* Begin Extracted material *

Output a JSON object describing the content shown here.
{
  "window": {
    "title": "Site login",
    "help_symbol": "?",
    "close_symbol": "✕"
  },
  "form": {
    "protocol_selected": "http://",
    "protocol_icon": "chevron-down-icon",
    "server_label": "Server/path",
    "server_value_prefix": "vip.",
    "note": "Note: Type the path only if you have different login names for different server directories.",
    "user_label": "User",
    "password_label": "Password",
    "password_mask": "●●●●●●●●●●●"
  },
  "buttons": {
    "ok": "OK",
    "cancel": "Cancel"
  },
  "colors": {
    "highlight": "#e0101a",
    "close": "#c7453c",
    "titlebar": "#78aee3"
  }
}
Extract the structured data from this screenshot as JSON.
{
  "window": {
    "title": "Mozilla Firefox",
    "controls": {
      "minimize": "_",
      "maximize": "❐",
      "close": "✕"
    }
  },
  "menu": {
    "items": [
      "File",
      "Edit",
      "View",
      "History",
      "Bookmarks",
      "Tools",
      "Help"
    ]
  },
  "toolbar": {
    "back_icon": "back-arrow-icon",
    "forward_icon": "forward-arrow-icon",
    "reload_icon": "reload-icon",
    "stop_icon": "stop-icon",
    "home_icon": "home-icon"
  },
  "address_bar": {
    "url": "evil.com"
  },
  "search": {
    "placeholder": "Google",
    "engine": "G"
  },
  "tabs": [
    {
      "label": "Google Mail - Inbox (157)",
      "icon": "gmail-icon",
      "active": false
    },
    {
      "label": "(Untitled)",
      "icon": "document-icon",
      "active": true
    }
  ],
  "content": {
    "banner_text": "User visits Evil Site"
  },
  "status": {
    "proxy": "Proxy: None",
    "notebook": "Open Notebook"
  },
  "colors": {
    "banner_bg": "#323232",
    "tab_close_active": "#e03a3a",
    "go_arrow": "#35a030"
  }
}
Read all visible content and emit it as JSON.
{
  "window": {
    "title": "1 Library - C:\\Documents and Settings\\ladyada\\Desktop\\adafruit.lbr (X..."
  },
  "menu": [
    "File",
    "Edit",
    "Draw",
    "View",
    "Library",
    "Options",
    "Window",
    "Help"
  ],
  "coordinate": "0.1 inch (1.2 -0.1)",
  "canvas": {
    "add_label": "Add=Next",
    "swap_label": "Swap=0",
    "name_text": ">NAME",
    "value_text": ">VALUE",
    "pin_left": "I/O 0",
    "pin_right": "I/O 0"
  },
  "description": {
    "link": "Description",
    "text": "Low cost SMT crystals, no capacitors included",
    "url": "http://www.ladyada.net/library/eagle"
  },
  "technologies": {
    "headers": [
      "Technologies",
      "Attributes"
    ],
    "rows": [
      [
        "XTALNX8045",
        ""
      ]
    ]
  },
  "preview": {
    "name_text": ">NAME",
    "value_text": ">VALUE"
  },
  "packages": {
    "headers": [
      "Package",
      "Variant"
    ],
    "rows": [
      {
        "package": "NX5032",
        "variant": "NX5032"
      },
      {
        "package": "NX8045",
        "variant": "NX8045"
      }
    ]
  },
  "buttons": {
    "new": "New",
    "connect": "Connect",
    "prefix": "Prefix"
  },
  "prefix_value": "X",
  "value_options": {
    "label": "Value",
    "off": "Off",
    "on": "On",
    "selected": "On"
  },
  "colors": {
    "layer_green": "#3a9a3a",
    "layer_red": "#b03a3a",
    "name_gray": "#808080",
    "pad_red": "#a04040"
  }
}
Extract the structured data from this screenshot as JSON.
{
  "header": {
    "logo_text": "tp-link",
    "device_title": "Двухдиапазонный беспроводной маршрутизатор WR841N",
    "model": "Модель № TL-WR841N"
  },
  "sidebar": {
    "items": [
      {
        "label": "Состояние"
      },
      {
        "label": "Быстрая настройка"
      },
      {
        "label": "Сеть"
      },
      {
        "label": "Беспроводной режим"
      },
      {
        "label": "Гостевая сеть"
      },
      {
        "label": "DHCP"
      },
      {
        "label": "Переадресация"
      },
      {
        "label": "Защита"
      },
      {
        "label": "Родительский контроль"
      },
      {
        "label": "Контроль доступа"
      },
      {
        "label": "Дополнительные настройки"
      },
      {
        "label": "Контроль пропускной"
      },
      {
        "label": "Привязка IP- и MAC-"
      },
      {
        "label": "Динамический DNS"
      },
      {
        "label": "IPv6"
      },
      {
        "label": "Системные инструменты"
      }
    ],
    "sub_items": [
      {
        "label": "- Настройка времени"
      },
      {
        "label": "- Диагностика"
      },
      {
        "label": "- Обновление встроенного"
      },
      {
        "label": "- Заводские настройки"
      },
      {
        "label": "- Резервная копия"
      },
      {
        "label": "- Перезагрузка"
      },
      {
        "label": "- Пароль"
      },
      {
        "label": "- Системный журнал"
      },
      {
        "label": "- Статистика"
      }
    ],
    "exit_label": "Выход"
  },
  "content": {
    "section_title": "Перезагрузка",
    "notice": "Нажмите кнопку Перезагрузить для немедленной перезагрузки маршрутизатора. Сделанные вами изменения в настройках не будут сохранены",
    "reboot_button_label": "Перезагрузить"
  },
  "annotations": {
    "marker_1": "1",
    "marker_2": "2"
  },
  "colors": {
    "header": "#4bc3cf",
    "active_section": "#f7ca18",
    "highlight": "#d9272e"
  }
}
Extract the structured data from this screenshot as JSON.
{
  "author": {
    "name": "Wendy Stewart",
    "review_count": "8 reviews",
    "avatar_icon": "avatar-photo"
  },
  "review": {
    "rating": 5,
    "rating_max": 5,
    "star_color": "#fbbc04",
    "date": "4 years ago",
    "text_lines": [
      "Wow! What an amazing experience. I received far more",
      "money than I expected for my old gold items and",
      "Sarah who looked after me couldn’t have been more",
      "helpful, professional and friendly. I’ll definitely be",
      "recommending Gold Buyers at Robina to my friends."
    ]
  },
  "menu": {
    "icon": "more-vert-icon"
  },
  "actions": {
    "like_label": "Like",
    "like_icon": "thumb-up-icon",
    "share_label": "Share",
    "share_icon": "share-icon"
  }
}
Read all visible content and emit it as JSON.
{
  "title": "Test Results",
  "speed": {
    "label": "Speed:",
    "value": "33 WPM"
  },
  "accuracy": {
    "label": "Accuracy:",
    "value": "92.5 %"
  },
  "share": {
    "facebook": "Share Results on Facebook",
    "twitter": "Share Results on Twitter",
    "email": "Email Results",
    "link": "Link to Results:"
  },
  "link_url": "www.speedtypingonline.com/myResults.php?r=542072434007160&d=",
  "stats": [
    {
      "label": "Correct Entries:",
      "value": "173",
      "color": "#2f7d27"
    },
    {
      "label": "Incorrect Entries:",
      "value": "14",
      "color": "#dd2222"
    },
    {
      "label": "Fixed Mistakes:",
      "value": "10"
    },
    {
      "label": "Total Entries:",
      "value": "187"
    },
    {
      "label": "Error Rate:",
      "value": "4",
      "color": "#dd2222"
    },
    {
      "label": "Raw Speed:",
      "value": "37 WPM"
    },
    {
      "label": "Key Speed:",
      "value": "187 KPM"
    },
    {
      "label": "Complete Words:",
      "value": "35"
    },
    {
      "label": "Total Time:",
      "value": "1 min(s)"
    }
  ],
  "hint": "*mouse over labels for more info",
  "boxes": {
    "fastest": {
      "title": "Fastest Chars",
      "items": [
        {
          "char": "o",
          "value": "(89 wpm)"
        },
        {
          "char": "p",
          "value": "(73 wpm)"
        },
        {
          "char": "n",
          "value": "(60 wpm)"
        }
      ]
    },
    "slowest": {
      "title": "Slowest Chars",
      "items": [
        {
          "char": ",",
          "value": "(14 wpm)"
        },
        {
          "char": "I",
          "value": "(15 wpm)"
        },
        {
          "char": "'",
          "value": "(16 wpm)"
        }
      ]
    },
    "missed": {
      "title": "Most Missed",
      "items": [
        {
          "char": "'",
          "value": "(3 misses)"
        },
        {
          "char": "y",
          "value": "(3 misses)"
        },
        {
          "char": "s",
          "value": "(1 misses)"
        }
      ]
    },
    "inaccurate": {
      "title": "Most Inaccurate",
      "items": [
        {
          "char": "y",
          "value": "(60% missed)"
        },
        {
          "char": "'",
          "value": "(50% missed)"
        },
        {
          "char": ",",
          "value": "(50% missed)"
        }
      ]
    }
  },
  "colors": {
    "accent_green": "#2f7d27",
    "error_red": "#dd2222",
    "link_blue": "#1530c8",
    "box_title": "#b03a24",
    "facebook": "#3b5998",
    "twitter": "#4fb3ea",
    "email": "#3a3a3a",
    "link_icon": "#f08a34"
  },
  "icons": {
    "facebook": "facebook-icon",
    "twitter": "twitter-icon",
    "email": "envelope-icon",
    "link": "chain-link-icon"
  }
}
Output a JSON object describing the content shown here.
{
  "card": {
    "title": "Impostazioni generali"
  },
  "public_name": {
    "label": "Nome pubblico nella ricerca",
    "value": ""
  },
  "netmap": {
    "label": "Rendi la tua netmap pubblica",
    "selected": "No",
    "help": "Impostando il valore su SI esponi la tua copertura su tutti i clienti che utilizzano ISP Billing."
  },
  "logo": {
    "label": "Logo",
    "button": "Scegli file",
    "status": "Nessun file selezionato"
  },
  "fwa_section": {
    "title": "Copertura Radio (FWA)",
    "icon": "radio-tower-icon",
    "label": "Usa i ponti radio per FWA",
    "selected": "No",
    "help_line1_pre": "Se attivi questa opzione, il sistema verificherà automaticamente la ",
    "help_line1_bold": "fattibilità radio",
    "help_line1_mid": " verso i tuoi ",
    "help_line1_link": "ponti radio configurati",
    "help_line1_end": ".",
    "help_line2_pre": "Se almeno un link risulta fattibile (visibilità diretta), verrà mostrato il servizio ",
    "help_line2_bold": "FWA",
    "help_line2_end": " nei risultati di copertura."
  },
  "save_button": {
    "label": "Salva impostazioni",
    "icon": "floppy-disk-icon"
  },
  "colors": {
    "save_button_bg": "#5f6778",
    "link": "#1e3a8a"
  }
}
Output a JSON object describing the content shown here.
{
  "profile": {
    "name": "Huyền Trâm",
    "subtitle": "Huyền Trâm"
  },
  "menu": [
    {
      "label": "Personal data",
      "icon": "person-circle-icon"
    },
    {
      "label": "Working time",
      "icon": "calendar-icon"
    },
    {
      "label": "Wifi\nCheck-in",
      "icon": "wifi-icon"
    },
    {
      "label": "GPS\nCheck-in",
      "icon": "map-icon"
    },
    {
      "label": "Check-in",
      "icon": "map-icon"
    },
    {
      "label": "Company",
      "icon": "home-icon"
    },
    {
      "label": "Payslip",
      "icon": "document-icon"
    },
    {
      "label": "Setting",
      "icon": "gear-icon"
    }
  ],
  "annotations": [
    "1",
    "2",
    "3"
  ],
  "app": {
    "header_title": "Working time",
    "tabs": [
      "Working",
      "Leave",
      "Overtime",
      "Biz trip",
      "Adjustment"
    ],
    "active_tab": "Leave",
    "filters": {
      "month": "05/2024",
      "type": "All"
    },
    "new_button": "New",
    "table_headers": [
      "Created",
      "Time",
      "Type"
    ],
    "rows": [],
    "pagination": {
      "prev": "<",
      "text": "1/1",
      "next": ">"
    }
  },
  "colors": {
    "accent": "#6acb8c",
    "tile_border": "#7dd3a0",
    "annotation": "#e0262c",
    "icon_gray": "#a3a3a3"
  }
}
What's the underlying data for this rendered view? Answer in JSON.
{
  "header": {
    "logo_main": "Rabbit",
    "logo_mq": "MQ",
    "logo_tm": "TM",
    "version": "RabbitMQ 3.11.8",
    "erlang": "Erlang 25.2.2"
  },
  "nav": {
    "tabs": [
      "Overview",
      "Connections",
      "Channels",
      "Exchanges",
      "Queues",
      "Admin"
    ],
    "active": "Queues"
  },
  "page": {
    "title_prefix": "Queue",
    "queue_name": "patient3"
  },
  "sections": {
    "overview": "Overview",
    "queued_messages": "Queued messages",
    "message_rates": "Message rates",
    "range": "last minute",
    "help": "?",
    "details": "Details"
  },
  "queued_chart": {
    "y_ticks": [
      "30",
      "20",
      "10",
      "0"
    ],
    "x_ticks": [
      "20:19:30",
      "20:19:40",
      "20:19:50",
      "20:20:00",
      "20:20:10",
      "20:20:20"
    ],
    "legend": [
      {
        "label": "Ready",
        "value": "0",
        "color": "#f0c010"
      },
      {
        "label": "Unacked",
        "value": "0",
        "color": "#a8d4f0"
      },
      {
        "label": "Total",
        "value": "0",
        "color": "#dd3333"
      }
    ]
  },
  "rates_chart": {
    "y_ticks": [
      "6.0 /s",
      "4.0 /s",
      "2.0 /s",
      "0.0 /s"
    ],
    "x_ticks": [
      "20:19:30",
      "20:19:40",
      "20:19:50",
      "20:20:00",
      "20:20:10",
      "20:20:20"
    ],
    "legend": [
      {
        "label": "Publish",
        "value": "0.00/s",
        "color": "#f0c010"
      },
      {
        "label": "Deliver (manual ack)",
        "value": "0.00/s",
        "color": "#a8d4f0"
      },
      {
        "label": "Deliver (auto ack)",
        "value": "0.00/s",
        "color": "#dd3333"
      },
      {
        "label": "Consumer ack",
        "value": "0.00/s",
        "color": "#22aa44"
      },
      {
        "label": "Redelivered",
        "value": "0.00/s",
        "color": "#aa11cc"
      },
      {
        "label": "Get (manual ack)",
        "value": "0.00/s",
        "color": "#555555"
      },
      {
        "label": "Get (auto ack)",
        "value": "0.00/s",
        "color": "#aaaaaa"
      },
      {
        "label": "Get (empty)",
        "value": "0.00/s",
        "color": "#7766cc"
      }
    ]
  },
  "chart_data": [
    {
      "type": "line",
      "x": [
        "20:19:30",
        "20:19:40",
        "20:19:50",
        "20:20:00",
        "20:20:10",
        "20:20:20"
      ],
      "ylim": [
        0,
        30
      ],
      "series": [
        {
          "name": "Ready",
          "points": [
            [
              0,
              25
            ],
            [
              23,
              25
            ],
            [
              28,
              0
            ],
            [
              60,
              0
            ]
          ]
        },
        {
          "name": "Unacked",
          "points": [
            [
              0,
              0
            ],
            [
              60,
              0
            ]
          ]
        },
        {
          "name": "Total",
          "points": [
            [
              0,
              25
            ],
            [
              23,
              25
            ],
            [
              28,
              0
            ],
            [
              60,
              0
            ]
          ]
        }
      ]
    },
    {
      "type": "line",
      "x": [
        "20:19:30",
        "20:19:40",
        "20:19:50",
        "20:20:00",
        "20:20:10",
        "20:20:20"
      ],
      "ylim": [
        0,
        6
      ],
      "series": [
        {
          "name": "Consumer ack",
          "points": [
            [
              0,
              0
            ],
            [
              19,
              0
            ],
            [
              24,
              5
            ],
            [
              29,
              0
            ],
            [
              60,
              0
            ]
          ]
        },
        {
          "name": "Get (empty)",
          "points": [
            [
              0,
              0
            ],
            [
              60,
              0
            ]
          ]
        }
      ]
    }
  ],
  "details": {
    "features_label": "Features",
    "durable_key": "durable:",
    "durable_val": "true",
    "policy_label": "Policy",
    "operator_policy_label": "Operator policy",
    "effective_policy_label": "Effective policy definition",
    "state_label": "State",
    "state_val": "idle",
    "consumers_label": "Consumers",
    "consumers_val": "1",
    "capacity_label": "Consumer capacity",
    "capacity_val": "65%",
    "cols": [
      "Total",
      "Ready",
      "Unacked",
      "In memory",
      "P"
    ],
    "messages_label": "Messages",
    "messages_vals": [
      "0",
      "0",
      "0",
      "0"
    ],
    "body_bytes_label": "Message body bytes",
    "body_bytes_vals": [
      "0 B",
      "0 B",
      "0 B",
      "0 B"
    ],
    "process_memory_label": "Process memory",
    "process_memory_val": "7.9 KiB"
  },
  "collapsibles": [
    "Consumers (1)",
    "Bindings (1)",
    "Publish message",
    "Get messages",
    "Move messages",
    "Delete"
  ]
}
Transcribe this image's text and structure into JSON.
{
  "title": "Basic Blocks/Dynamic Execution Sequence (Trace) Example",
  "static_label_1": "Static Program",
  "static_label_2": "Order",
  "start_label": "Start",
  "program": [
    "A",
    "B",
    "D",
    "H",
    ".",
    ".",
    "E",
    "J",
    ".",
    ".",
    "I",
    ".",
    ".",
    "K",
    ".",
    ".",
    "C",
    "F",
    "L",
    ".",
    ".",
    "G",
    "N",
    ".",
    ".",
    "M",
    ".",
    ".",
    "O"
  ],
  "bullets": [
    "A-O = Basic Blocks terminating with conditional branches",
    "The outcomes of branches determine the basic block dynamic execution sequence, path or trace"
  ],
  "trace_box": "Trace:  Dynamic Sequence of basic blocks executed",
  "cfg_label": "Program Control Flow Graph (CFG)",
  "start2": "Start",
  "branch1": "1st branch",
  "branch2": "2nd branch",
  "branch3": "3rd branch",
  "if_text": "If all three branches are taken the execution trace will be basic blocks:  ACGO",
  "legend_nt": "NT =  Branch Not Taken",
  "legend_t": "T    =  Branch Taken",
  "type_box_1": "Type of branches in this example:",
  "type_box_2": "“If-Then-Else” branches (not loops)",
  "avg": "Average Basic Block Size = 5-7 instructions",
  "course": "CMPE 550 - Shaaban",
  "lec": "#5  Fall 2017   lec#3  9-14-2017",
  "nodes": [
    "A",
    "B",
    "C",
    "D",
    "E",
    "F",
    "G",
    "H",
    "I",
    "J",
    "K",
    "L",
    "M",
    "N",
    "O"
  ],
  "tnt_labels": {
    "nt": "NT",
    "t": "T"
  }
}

* End Extracted material *

Short problem –
Check each line of the entries above, and show every one holding the word "Working".

Solution for this exercise –
      "label": "Working time",
    "header_title": "Working time",
      "Working",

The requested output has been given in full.